**DATASET**

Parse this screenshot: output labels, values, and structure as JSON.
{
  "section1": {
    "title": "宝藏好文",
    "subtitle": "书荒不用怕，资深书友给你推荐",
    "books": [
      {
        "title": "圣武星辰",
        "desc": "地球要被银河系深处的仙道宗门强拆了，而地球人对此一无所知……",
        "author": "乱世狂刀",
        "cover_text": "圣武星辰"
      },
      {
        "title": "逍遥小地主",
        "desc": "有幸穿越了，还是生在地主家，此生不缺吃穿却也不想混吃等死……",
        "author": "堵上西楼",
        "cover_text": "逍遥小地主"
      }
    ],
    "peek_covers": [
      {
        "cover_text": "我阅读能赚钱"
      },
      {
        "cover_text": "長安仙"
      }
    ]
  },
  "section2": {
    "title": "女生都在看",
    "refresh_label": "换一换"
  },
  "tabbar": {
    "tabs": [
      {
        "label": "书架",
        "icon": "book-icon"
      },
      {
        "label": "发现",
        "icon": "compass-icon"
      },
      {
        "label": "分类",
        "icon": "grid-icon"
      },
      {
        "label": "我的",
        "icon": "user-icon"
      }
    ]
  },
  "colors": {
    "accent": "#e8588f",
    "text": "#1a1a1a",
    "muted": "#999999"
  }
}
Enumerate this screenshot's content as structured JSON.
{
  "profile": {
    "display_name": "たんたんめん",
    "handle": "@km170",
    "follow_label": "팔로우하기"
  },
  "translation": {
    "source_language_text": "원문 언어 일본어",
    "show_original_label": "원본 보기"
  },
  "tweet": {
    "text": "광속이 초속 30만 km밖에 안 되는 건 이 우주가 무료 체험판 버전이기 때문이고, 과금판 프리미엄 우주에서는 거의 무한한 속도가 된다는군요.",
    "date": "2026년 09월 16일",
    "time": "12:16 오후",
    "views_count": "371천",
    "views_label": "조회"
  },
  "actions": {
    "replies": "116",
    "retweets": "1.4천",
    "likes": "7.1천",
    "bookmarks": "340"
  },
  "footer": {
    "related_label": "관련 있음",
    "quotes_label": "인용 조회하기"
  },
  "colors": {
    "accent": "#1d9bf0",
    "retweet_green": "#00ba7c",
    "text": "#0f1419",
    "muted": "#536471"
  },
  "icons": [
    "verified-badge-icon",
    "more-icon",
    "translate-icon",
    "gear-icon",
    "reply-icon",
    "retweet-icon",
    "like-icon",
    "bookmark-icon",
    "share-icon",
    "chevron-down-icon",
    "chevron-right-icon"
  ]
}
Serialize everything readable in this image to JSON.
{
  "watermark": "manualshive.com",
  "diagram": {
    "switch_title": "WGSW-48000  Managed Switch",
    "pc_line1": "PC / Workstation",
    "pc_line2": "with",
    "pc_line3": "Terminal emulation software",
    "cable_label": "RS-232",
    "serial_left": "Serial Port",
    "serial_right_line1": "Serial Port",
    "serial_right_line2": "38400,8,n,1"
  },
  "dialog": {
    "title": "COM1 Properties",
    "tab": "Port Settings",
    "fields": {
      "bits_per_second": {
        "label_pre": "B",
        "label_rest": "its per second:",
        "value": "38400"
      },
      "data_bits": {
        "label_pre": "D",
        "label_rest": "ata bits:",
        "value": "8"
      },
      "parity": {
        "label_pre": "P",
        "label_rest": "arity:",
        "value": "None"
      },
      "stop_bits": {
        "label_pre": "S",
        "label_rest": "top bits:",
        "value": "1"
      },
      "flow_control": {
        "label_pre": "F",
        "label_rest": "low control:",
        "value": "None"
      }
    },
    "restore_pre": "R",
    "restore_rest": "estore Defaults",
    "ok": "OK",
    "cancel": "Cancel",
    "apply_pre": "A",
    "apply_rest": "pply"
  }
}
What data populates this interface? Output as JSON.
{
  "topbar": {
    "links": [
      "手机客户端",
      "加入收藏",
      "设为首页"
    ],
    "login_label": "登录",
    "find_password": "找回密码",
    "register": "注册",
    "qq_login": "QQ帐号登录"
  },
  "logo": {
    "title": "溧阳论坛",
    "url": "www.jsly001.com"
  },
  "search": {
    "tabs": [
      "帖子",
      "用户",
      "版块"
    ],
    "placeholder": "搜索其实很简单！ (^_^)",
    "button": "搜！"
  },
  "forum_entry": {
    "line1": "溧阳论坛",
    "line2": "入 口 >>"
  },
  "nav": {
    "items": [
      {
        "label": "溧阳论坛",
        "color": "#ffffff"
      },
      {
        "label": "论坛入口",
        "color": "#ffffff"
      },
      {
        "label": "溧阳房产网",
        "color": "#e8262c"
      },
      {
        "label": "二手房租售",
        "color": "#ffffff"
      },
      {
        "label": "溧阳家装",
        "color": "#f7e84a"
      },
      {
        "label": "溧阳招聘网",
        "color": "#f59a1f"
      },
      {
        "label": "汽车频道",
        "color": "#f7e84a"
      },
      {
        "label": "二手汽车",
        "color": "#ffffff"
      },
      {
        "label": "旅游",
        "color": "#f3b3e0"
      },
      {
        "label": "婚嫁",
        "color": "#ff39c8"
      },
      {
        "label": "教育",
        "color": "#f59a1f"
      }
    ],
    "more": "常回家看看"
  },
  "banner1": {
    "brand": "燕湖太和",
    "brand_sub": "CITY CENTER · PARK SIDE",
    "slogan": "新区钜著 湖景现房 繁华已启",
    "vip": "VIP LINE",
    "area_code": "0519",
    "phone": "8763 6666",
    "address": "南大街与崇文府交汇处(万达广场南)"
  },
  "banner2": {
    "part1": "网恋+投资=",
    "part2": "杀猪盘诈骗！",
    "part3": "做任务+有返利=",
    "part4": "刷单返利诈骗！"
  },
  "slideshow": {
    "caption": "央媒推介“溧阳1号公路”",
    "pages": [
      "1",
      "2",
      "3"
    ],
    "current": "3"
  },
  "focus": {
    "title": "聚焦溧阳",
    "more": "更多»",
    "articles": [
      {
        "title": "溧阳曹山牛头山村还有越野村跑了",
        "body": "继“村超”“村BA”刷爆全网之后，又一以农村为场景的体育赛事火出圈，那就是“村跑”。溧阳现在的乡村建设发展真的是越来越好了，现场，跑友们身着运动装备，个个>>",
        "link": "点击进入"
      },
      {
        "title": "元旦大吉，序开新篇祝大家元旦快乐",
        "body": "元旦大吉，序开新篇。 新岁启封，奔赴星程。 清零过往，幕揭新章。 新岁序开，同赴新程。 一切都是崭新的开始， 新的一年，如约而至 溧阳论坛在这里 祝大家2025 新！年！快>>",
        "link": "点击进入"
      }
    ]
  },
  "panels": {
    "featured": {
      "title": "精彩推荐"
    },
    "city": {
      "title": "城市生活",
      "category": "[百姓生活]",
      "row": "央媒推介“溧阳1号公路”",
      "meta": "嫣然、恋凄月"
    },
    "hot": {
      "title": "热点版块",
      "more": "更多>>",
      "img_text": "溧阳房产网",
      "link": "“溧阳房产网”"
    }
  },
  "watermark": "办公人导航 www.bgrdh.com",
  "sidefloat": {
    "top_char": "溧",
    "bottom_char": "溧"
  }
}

**SET EXERCISE**
Extract the full set of entries word for word.

**RESULT FOR THIS EXERCISE**
Parse this screenshot: output labels, values, and structure as JSON.
{
  "section1": {
    "title": "宝藏好文",
    "subtitle": "书荒不用怕，资深书友给你推荐",
    "books": [
      {
        "title": "圣武星辰",
        "desc": "地球要被银河系深处的仙道宗门强拆了，而地球人对此一无所知……",
        "author": "乱世狂刀",
        "cover_text": "圣武星辰"
      },
      {
        "title": "逍遥小地主",
        "desc": "有幸穿越了，还是生在地主家，此生不缺吃穿却也不想混吃等死……",
        "author": "堵上西楼",
        "cover_text": "逍遥小地主"
      }
    ],
    "peek_covers": [
      {
        "cover_text": "我阅读能赚钱"
      },
      {
        "cover_text": "長安仙"
      }
    ]
  },
  "section2": {
    "title": "女生都在看",
    "refresh_label": "换一换"
  },
  "tabbar": {
    "tabs": [
      {
        "label": "书架",
        "icon": "book-icon"
      },
      {
        "label": "发现",
        "icon": "compass-icon"
      },
      {
        "label": "分类",
        "icon": "grid-icon"
      },
      {
        "label": "我的",
        "icon": "user-icon"
      }
    ]
  },
  "colors": {
    "accent": "#e8588f",
    "text": "#1a1a1a",
    "muted": "#999999"
  }
}
Enumerate this screenshot's content as structured JSON.
{
  "profile": {
    "display_name": "たんたんめん",
    "handle": "@km170",
    "follow_label": "팔로우하기"
  },
  "translation": {
    "source_language_text": "원문 언어 일본어",
    "show_original_label": "원본 보기"
  },
  "tweet": {
    "text": "광속이 초속 30만 km밖에 안 되는 건 이 우주가 무료 체험판 버전이기 때문이고, 과금판 프리미엄 우주에서는 거의 무한한 속도가 된다는군요.",
    "date": "2026년 09월 16일",
    "time": "12:16 오후",
    "views_count": "371천",
    "views_label": "조회"
  },
  "actions": {
    "replies": "116",
    "retweets": "1.4천",
    "likes": "7.1천",
    "bookmarks": "340"
  },
  "footer": {
    "related_label": "관련 있음",
    "quotes_label": "인용 조회하기"
  },
  "colors": {
    "accent": "#1d9bf0",
    "retweet_green": "#00ba7c",
    "text": "#0f1419",
    "muted": "#536471"
  },
  "icons": [
    "verified-badge-icon",
    "more-icon",
    "translate-icon",
    "gear-icon",
    "reply-icon",
    "retweet-icon",
    "like-icon",
    "bookmark-icon",
    "share-icon",
    "chevron-down-icon",
    "chevron-right-icon"
  ]
}
Serialize everything readable in this image to JSON.
{
  "watermark": "manualshive.com",
  "diagram": {
    "switch_title": "WGSW-48000  Managed Switch",
    "pc_line1": "PC / Workstation",
    "pc_line2": "with",
    "pc_line3": "Terminal emulation software",
    "cable_label": "RS-232",
    "serial_left": "Serial Port",
    "serial_right_line1": "Serial Port",
    "serial_right_line2": "38400,8,n,1"
  },
  "dialog": {
    "title": "COM1 Properties",
    "tab": "Port Settings",
    "fields": {
      "bits_per_second": {
        "label_pre": "B",
        "label_rest": "its per second:",
        "value": "38400"
      },
      "data_bits": {
        "label_pre": "D",
        "label_rest": "ata bits:",
        "value": "8"
      },
      "parity": {
        "label_pre": "P",
        "label_rest": "arity:",
        "value": "None"
      },
      "stop_bits": {
        "label_pre": "S",
        "label_rest": "top bits:",
        "value": "1"
      },
      "flow_control": {
        "label_pre": "F",
        "label_rest": "low control:",
        "value": "None"
      }
    },
    "restore_pre": "R",
    "restore_rest": "estore Defaults",
    "ok": "OK",
    "cancel": "Cancel",
    "apply_pre": "A",
    "apply_rest": "pply"
  }
}
What data populates this interface? Output as JSON.
{
  "topbar": {
    "links": [
      "手机客户端",
      "加入收藏",
      "设为首页"
    ],
    "login_label": "登录",
    "find_password": "找回密码",
    "register": "注册",
    "qq_login": "QQ帐号登录"
  },
  "logo": {
    "title": "溧阳论坛",
    "url": "www.jsly001.com"
  },
  "search": {
    "tabs": [
      "帖子",
      "用户",
      "版块"
    ],
    "placeholder": "搜索其实很简单！ (^_^)",
    "button": "搜！"
  },
  "forum_entry": {
    "line1": "溧阳论坛",
    "line2": "入 口 >>"
  },
  "nav": {
    "items": [
      {
        "label": "溧阳论坛",
        "color": "#ffffff"
      },
      {
        "label": "论坛入口",
        "color": "#ffffff"
      },
      {
        "label": "溧阳房产网",
        "color": "#e8262c"
      },
      {
        "label": "二手房租售",
        "color": "#ffffff"
      },
      {
        "label": "溧阳家装",
        "color": "#f7e84a"
      },
      {
        "label": "溧阳招聘网",
        "color": "#f59a1f"
      },
      {
        "label": "汽车频道",
        "color": "#f7e84a"
      },
      {
        "label": "二手汽车",
        "color": "#ffffff"
      },
      {
        "label": "旅游",
        "color": "#f3b3e0"
      },
      {
        "label": "婚嫁",
        "color": "#ff39c8"
      },
      {
        "label": "教育",
        "color": "#f59a1f"
      }
    ],
    "more": "常回家看看"
  },
  "banner1": {
    "brand": "燕湖太和",
    "brand_sub": "CITY CENTER · PARK SIDE",
    "slogan": "新区钜著 湖景现房 繁华已启",
    "vip": "VIP LINE",
    "area_code": "0519",
    "phone": "8763 6666",
    "address": "南大街与崇文府交汇处(万达广场南)"
  },
  "banner2": {
    "part1": "网恋+投资=",
    "part2": "杀猪盘诈骗！",
    "part3": "做任务+有返利=",
    "part4": "刷单返利诈骗！"
  },
  "slideshow": {
    "caption": "央媒推介“溧阳1号公路”",
    "pages": [
      "1",
      "2",
      "3"
    ],
    "current": "3"
  },
  "focus": {
    "title": "聚焦溧阳",
    "more": "更多»",
    "articles": [
      {
        "title": "溧阳曹山牛头山村还有越野村跑了",
        "body": "继“村超”“村BA”刷爆全网之后，又一以农村为场景的体育赛事火出圈，那就是“村跑”。溧阳现在的乡村建设发展真的是越来越好了，现场，跑友们身着运动装备，个个>>",
        "link": "点击进入"
      },
      {
        "title": "元旦大吉，序开新篇祝大家元旦快乐",
        "body": "元旦大吉，序开新篇。 新岁启封，奔赴星程。 清零过往，幕揭新章。 新岁序开，同赴新程。 一切都是崭新的开始， 新的一年，如约而至 溧阳论坛在这里 祝大家2025 新！年！快>>",
        "link": "点击进入"
      }
    ]
  },
  "panels": {
    "featured": {
      "title": "精彩推荐"
    },
    "city": {
      "title": "城市生活",
      "category": "[百姓生活]",
      "row": "央媒推介“溧阳1号公路”",
      "meta": "嫣然、恋凄月"
    },
    "hot": {
      "title": "热点版块",
      "more": "更多>>",
      "img_text": "溧阳房产网",
      "link": "“溧阳房产网”"
    }
  },
  "watermark": "办公人导航 www.bgrdh.com",
  "sidefloat": {
    "top_char": "溧",
    "bottom_char": "溧"
  }
}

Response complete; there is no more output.